### What you will do
Collect from the data below each line with "Cube".

### Extracted records

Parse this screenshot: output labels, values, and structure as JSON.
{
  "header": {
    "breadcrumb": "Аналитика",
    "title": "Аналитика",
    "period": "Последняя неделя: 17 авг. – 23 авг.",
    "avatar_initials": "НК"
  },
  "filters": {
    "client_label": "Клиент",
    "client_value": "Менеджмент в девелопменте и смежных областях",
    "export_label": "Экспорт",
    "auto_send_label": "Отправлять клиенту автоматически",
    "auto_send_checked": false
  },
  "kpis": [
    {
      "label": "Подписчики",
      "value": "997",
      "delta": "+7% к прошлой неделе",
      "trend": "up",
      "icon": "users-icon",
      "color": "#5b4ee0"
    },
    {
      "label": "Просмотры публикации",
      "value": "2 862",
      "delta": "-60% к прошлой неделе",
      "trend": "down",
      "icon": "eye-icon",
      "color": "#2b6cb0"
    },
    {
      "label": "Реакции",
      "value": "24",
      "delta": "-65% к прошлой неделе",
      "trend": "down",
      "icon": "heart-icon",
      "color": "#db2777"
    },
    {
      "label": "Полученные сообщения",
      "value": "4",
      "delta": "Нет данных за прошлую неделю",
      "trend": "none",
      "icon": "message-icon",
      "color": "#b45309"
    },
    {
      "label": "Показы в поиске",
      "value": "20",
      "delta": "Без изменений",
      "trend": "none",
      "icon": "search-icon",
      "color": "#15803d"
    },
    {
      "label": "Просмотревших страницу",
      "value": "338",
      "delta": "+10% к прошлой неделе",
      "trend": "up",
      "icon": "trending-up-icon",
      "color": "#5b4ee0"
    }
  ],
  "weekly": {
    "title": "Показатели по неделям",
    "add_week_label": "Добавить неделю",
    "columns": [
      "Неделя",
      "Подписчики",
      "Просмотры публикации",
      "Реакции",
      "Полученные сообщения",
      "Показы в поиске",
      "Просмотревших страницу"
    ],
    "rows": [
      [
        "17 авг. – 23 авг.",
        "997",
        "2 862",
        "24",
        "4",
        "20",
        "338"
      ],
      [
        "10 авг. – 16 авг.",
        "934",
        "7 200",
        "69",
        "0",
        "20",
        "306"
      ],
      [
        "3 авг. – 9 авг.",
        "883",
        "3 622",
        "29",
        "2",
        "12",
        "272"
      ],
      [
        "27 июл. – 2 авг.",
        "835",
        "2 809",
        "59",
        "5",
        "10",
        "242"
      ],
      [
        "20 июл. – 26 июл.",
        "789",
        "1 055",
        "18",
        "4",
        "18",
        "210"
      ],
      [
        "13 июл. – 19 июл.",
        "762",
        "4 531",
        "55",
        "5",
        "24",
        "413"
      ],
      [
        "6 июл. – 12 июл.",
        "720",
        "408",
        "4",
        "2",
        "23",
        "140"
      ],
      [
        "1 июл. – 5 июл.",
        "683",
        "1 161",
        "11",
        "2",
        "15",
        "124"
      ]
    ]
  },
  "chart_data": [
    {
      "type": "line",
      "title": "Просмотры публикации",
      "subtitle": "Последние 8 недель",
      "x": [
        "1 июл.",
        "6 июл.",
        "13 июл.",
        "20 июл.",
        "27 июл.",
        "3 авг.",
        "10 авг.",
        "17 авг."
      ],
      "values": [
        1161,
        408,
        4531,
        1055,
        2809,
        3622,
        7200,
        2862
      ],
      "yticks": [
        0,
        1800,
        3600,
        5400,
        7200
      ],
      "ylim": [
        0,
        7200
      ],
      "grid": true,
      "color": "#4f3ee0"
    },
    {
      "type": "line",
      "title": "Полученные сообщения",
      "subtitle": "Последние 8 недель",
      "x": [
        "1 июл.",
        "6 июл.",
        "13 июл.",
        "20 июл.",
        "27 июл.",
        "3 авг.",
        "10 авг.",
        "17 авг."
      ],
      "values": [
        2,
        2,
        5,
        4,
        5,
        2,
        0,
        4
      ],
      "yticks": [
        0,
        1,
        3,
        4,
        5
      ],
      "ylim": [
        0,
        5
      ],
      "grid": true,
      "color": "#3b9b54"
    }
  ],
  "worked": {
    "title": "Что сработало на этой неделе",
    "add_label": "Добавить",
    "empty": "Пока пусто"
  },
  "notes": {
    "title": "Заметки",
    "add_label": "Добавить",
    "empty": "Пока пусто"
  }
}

* * *

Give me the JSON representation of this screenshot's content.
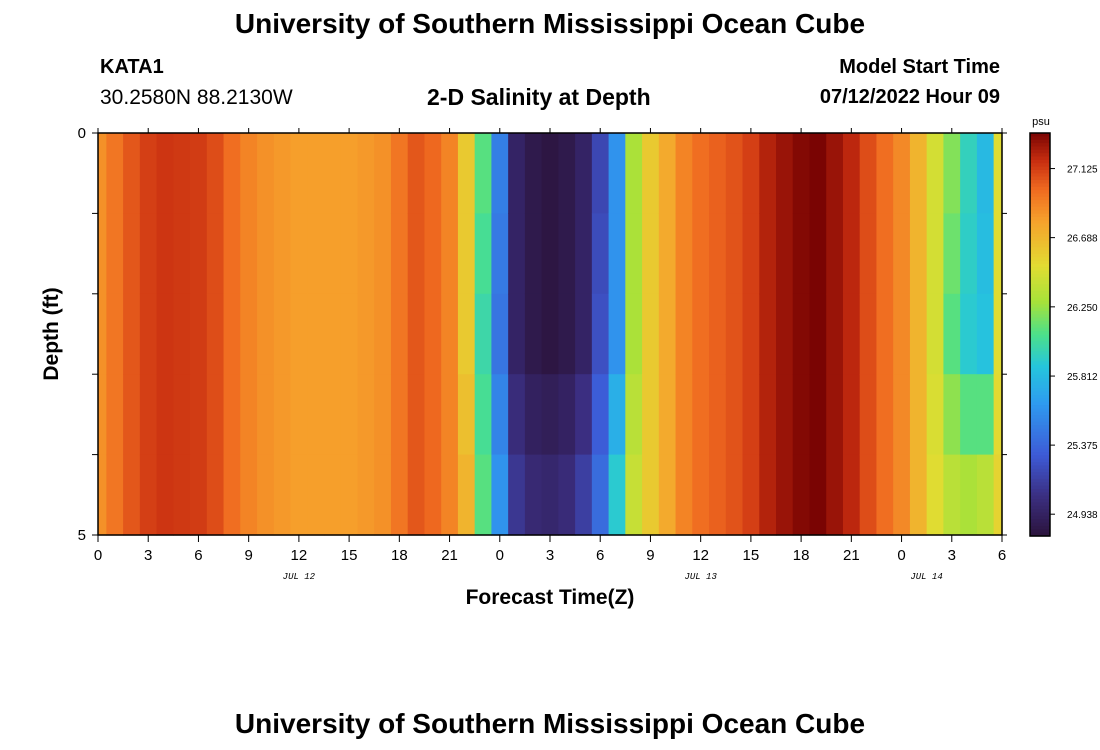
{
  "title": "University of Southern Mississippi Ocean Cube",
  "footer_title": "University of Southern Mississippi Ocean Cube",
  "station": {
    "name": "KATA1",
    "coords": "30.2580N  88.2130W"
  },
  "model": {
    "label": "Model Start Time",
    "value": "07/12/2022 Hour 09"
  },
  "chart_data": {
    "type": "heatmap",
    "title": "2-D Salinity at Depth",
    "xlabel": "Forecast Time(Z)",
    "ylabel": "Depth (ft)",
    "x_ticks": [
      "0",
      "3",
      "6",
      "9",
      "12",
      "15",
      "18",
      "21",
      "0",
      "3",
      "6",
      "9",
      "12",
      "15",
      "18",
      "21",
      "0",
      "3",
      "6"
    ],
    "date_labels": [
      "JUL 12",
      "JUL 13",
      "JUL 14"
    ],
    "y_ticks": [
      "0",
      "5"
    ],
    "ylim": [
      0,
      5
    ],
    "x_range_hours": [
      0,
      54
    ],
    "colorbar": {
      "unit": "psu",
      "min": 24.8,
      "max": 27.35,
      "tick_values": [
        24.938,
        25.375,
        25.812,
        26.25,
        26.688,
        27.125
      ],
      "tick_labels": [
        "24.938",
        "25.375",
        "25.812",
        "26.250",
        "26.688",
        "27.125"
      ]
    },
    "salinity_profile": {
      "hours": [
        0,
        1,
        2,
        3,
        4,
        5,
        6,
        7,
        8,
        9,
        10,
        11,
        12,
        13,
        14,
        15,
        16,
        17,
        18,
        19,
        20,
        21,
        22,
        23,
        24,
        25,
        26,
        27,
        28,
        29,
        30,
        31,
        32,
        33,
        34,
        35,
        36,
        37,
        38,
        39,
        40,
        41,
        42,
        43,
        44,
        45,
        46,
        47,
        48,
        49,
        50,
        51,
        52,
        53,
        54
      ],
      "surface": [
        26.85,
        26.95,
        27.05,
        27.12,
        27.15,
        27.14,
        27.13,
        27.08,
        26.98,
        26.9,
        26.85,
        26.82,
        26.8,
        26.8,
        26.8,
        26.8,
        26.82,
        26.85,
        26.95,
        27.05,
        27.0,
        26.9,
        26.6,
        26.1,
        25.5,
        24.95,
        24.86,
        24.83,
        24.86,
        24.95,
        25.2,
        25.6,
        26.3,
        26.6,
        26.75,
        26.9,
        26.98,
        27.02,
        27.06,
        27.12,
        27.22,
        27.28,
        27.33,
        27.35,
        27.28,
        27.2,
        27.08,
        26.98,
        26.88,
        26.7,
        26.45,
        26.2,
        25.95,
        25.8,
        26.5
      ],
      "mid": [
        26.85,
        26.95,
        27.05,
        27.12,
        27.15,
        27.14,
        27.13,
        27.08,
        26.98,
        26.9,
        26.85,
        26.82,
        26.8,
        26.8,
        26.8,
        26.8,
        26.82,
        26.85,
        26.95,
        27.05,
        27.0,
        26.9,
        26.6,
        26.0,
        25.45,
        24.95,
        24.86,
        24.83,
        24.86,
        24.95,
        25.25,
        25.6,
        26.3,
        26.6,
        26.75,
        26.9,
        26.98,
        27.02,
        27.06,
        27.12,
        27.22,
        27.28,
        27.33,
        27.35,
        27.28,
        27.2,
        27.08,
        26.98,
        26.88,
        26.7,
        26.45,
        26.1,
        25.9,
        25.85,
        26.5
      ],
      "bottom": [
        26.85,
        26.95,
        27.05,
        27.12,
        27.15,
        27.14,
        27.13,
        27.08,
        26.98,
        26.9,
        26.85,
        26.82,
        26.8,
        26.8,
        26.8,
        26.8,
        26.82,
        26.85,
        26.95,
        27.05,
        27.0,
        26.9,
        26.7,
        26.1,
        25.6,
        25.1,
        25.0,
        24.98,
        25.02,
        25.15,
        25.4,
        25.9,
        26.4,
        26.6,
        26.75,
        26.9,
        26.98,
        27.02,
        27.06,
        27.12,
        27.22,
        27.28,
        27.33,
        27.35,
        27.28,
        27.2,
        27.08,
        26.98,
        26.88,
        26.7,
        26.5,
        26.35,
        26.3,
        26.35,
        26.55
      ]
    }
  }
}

### Final answer
  "title": "University of Southern Mississippi Ocean Cube",
  "footer_title": "University of Southern Mississippi Ocean Cube",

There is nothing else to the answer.